**Extracted material**
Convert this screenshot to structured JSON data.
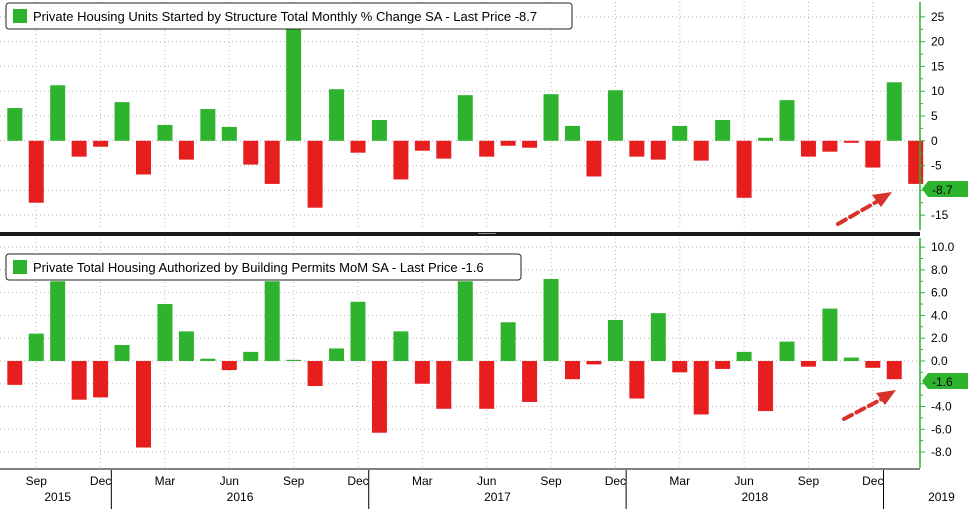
{
  "chart_data": [
    {
      "type": "bar",
      "legend_label": "Private Housing Units Started by Structure Total Monthly % Change SA - Last Price -8.7",
      "last_value_label": "-8.7",
      "ylim": [
        -18,
        28
      ],
      "yticks": [
        -15,
        -10,
        -5,
        0,
        5,
        10,
        15,
        20,
        25
      ],
      "ytick_labels": [
        "-15",
        "-10",
        "-5",
        "0",
        "5",
        "10",
        "15",
        "20",
        "25"
      ],
      "values": [
        6.6,
        -12.5,
        11.2,
        -3.2,
        -1.2,
        7.8,
        -6.8,
        3.2,
        -3.8,
        6.4,
        2.8,
        -4.8,
        -8.7,
        23.0,
        -13.5,
        10.4,
        -2.4,
        4.2,
        -7.8,
        -2.0,
        -3.6,
        9.2,
        -3.2,
        -1.0,
        -1.4,
        9.4,
        3.0,
        -7.2,
        10.2,
        -3.2,
        -3.8,
        3.0,
        -4.0,
        4.2,
        -11.5,
        0.6,
        8.2,
        -3.2,
        -2.2,
        -0.4,
        -5.4,
        11.8,
        -8.7
      ],
      "last_label_bg": "#2db32d"
    },
    {
      "type": "bar",
      "legend_label": "Private Total Housing Authorized by Building Permits MoM SA - Last Price -1.6",
      "last_value_label": "-1.6",
      "ylim": [
        -9.4,
        10.8
      ],
      "yticks": [
        -8,
        -6,
        -4,
        -2,
        0,
        2,
        4,
        6,
        8,
        10
      ],
      "ytick_labels": [
        "-8.0",
        "-6.0",
        "-4.0",
        "-2.0",
        "0.0",
        "2.0",
        "4.0",
        "6.0",
        "8.0",
        "10.0"
      ],
      "values": [
        -2.1,
        2.4,
        7.0,
        -3.4,
        -3.2,
        1.4,
        -7.6,
        5.0,
        2.6,
        0.2,
        -0.8,
        0.8,
        7.0,
        0.1,
        -2.2,
        1.1,
        5.2,
        -6.3,
        2.6,
        -2.0,
        -4.2,
        7.0,
        -4.2,
        3.4,
        -3.6,
        7.2,
        -1.6,
        -0.3,
        3.6,
        -3.3,
        4.2,
        -1.0,
        -4.7,
        -0.7,
        0.8,
        -4.4,
        1.7,
        -0.5,
        4.6,
        0.3,
        -0.6,
        -1.6
      ],
      "last_label_bg": "#2db32d"
    }
  ],
  "x_axis": {
    "month_labels": [
      "Sep",
      "Dec",
      "Mar",
      "Jun",
      "Sep",
      "Dec",
      "Mar",
      "Jun",
      "Sep",
      "Dec",
      "Mar",
      "Jun",
      "Sep",
      "Dec"
    ],
    "year_labels": [
      "2015",
      "2016",
      "2017",
      "2018",
      "2019"
    ]
  },
  "colors": {
    "positive": "#2db32d",
    "negative": "#e61e1e",
    "axis": "#2db32d",
    "grid": "#b4b4b4",
    "arrow": "#d8322a"
  }
}
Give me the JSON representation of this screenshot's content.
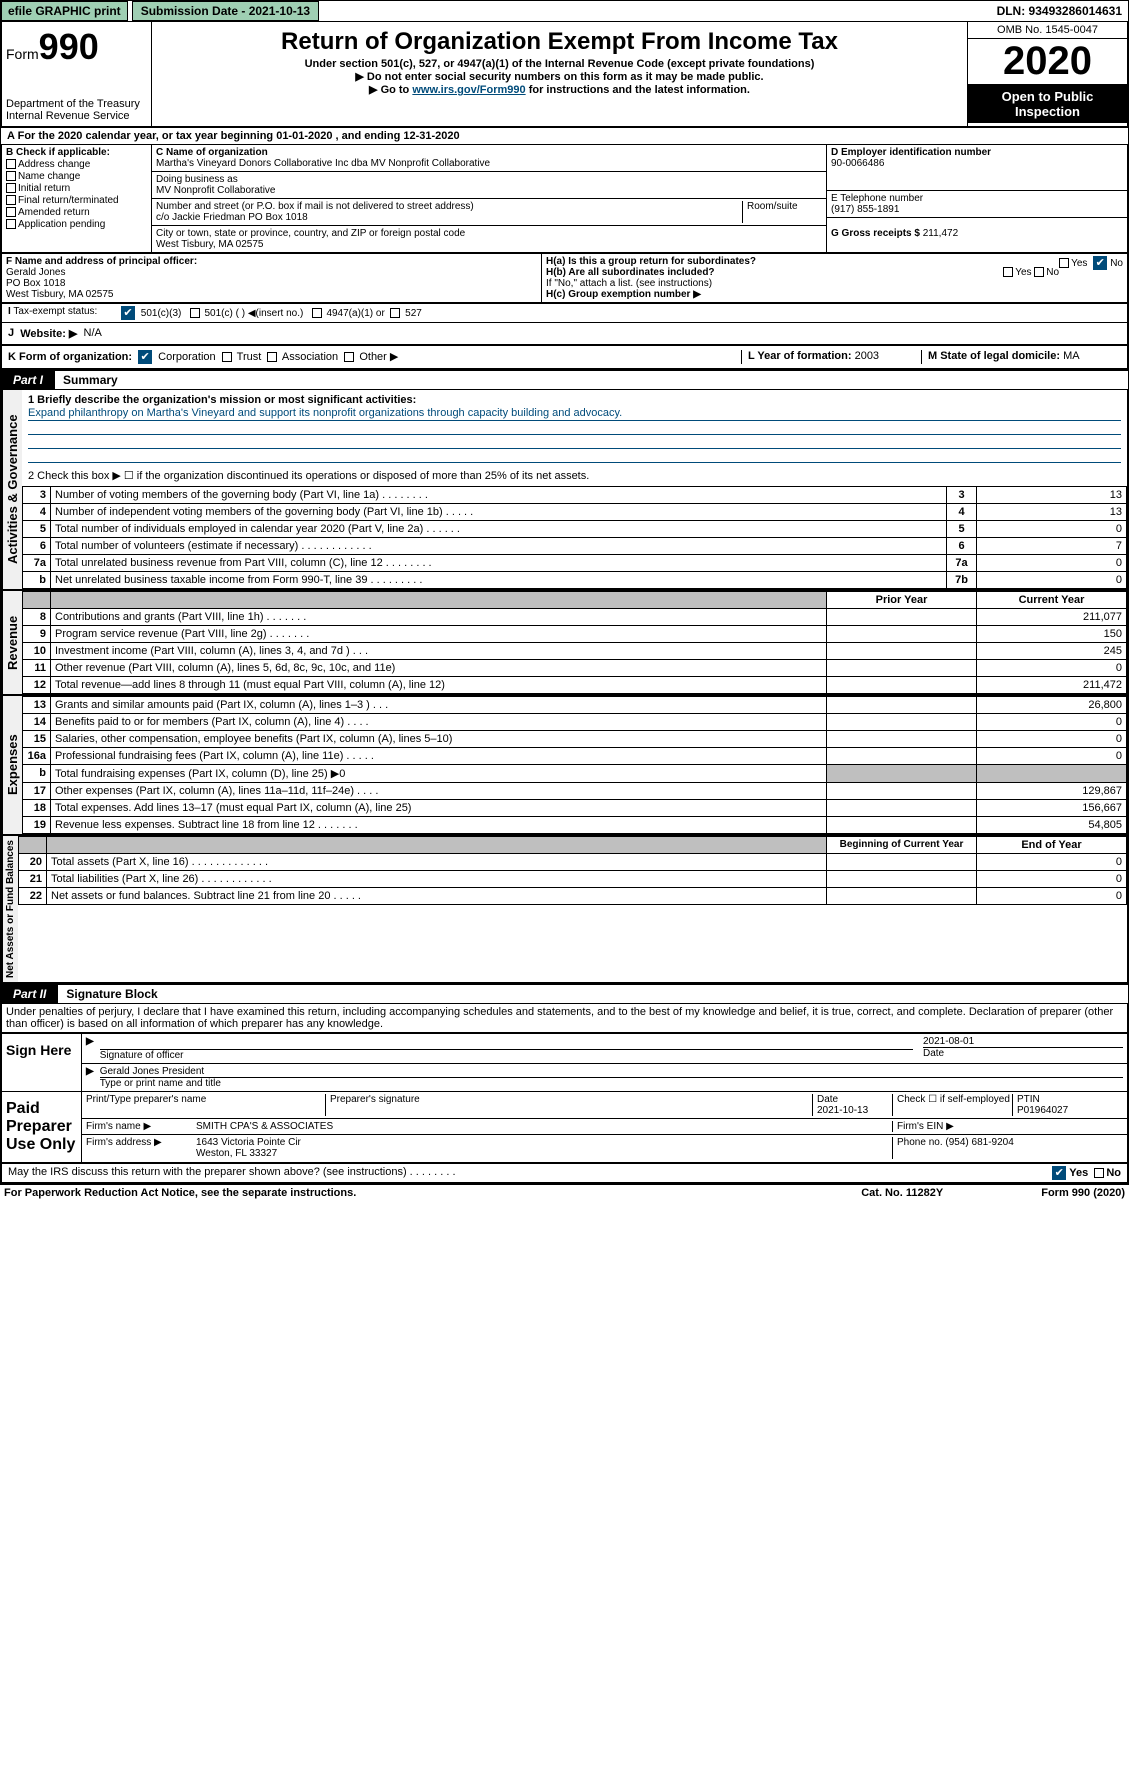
{
  "topbar": {
    "efile": "efile GRAPHIC print",
    "submission": "Submission Date - 2021-10-13",
    "dln": "DLN: 93493286014631"
  },
  "header": {
    "form_prefix": "Form",
    "form_num": "990",
    "dept": "Department of the Treasury",
    "irs": "Internal Revenue Service",
    "title": "Return of Organization Exempt From Income Tax",
    "sub1": "Under section 501(c), 527, or 4947(a)(1) of the Internal Revenue Code (except private foundations)",
    "sub2": "▶ Do not enter social security numbers on this form as it may be made public.",
    "sub3_pre": "▶ Go to ",
    "sub3_link": "www.irs.gov/Form990",
    "sub3_post": " for instructions and the latest information.",
    "omb": "OMB No. 1545-0047",
    "year": "2020",
    "open": "Open to Public Inspection"
  },
  "lineA": "For the 2020 calendar year, or tax year beginning 01-01-2020   , and ending 12-31-2020",
  "B": {
    "label": "B Check if applicable:",
    "items": [
      "Address change",
      "Name change",
      "Initial return",
      "Final return/terminated",
      "Amended return",
      "Application pending"
    ]
  },
  "C": {
    "name_lbl": "C Name of organization",
    "name": "Martha's Vineyard Donors Collaborative Inc dba MV Nonprofit Collaborative",
    "dba_lbl": "Doing business as",
    "dba": "MV Nonprofit Collaborative",
    "addr_lbl": "Number and street (or P.O. box if mail is not delivered to street address)",
    "room_lbl": "Room/suite",
    "addr": "c/o Jackie Friedman PO Box 1018",
    "city_lbl": "City or town, state or province, country, and ZIP or foreign postal code",
    "city": "West Tisbury, MA  02575"
  },
  "D": {
    "lbl": "D Employer identification number",
    "val": "90-0066486"
  },
  "E": {
    "lbl": "E Telephone number",
    "val": "(917) 855-1891"
  },
  "G": {
    "lbl": "G Gross receipts $",
    "val": "211,472"
  },
  "F": {
    "lbl": "F  Name and address of principal officer:",
    "name": "Gerald Jones",
    "addr1": "PO Box 1018",
    "addr2": "West Tisbury, MA  02575"
  },
  "H": {
    "a": "H(a)  Is this a group return for subordinates?",
    "b": "H(b)  Are all subordinates included?",
    "note": "If \"No,\" attach a list. (see instructions)",
    "c": "H(c)  Group exemption number ▶",
    "yes": "Yes",
    "no": "No"
  },
  "I": {
    "lbl": "Tax-exempt status:",
    "c3": "501(c)(3)",
    "c": "501(c) (  ) ◀(insert no.)",
    "a1": "4947(a)(1) or",
    "s527": "527"
  },
  "J": {
    "lbl": "Website: ▶",
    "val": "N/A"
  },
  "K": {
    "lbl": "K Form of organization:",
    "corp": "Corporation",
    "trust": "Trust",
    "assoc": "Association",
    "other": "Other ▶"
  },
  "L": {
    "lbl": "L Year of formation:",
    "val": "2003"
  },
  "M": {
    "lbl": "M State of legal domicile:",
    "val": "MA"
  },
  "part1": {
    "tab": "Part I",
    "title": "Summary"
  },
  "summary": {
    "l1_lbl": "1  Briefly describe the organization's mission or most significant activities:",
    "l1_text": "Expand philanthropy on Martha's Vineyard and support its nonprofit organizations through capacity building and advocacy.",
    "l2": "2   Check this box ▶ ☐  if the organization discontinued its operations or disposed of more than 25% of its net assets.",
    "rows_gov": [
      {
        "n": "3",
        "t": "Number of voting members of the governing body (Part VI, line 1a)   .    .    .    .    .    .    .    .",
        "b": "3",
        "v": "13"
      },
      {
        "n": "4",
        "t": "Number of independent voting members of the governing body (Part VI, line 1b)  .    .    .    .    .",
        "b": "4",
        "v": "13"
      },
      {
        "n": "5",
        "t": "Total number of individuals employed in calendar year 2020 (Part V, line 2a)  .    .    .    .    .    .",
        "b": "5",
        "v": "0"
      },
      {
        "n": "6",
        "t": "Total number of volunteers (estimate if necessary)  .    .    .    .    .    .    .    .    .    .    .    .",
        "b": "6",
        "v": "7"
      },
      {
        "n": "7a",
        "t": "Total unrelated business revenue from Part VIII, column (C), line 12  .    .    .    .    .    .    .    .",
        "b": "7a",
        "v": "0"
      },
      {
        "n": "b",
        "t": "Net unrelated business taxable income from Form 990-T, line 39  .    .    .    .    .    .    .    .    .",
        "b": "7b",
        "v": "0"
      }
    ],
    "col_prior": "Prior Year",
    "col_curr": "Current Year",
    "rows_rev": [
      {
        "n": "8",
        "t": "Contributions and grants (Part VIII, line 1h)  .    .    .    .    .    .    .",
        "p": "",
        "c": "211,077"
      },
      {
        "n": "9",
        "t": "Program service revenue (Part VIII, line 2g)  .    .    .    .    .    .    .",
        "p": "",
        "c": "150"
      },
      {
        "n": "10",
        "t": "Investment income (Part VIII, column (A), lines 3, 4, and 7d )  .    .    .",
        "p": "",
        "c": "245"
      },
      {
        "n": "11",
        "t": "Other revenue (Part VIII, column (A), lines 5, 6d, 8c, 9c, 10c, and 11e)",
        "p": "",
        "c": "0"
      },
      {
        "n": "12",
        "t": "Total revenue—add lines 8 through 11 (must equal Part VIII, column (A), line 12)",
        "p": "",
        "c": "211,472"
      }
    ],
    "rows_exp": [
      {
        "n": "13",
        "t": "Grants and similar amounts paid (Part IX, column (A), lines 1–3 )  .    .    .",
        "p": "",
        "c": "26,800"
      },
      {
        "n": "14",
        "t": "Benefits paid to or for members (Part IX, column (A), line 4)  .    .    .    .",
        "p": "",
        "c": "0"
      },
      {
        "n": "15",
        "t": "Salaries, other compensation, employee benefits (Part IX, column (A), lines 5–10)",
        "p": "",
        "c": "0"
      },
      {
        "n": "16a",
        "t": "Professional fundraising fees (Part IX, column (A), line 11e)  .    .    .    .    .",
        "p": "",
        "c": "0"
      },
      {
        "n": "b",
        "t": "Total fundraising expenses (Part IX, column (D), line 25) ▶0",
        "grey": true
      },
      {
        "n": "17",
        "t": "Other expenses (Part IX, column (A), lines 11a–11d, 11f–24e)  .    .    .    .",
        "p": "",
        "c": "129,867"
      },
      {
        "n": "18",
        "t": "Total expenses. Add lines 13–17 (must equal Part IX, column (A), line 25)",
        "p": "",
        "c": "156,667"
      },
      {
        "n": "19",
        "t": "Revenue less expenses. Subtract line 18 from line 12  .    .    .    .    .    .    .",
        "p": "",
        "c": "54,805"
      }
    ],
    "col_begin": "Beginning of Current Year",
    "col_end": "End of Year",
    "rows_net": [
      {
        "n": "20",
        "t": "Total assets (Part X, line 16)  .    .    .    .    .    .    .    .    .    .    .    .    .",
        "p": "",
        "c": "0"
      },
      {
        "n": "21",
        "t": "Total liabilities (Part X, line 26)  .    .    .    .    .    .    .    .    .    .    .    .",
        "p": "",
        "c": "0"
      },
      {
        "n": "22",
        "t": "Net assets or fund balances. Subtract line 21 from line 20  .    .    .    .    .",
        "p": "",
        "c": "0"
      }
    ]
  },
  "vert": {
    "gov": "Activities & Governance",
    "rev": "Revenue",
    "exp": "Expenses",
    "net": "Net Assets or Fund Balances"
  },
  "part2": {
    "tab": "Part II",
    "title": "Signature Block"
  },
  "sig": {
    "decl": "Under penalties of perjury, I declare that I have examined this return, including accompanying schedules and statements, and to the best of my knowledge and belief, it is true, correct, and complete. Declaration of preparer (other than officer) is based on all information of which preparer has any knowledge.",
    "sign_here": "Sign Here",
    "sig_officer": "Signature of officer",
    "date": "2021-08-01",
    "date_lbl": "Date",
    "name": "Gerald Jones President",
    "name_lbl": "Type or print name and title",
    "paid": "Paid Preparer Use Only",
    "prep_name_lbl": "Print/Type preparer's name",
    "prep_sig_lbl": "Preparer's signature",
    "prep_date_lbl": "Date",
    "prep_date": "2021-10-13",
    "self_emp": "Check ☐ if self-employed",
    "ptin_lbl": "PTIN",
    "ptin": "P01964027",
    "firm_name_lbl": "Firm's name    ▶",
    "firm_name": "SMITH CPA'S & ASSOCIATES",
    "firm_ein": "Firm's EIN ▶",
    "firm_addr_lbl": "Firm's address ▶",
    "firm_addr1": "1643 Victoria Pointe Cir",
    "firm_addr2": "Weston, FL  33327",
    "phone_lbl": "Phone no.",
    "phone": "(954) 681-9204",
    "discuss": "May the IRS discuss this return with the preparer shown above? (see instructions)    .    .    .    .    .    .    .    .",
    "yes": "Yes",
    "no": "No"
  },
  "footer": {
    "pra": "For Paperwork Reduction Act Notice, see the separate instructions.",
    "cat": "Cat. No. 11282Y",
    "form": "Form 990 (2020)"
  }
}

**Stated task**
Copy out the lines in which the string "instructions" appears.

**Response to the exercise**
    "sub3_post": " for instructions and the latest information.",
    "note": "If \"No,\" attach a list. (see instructions)",
    "discuss": "May the IRS discuss this return with the preparer shown above? (see instructions)    .    .    .    .    .    .    .    .",
    "pra": "For Paperwork Reduction Act Notice, see the separate instructions.",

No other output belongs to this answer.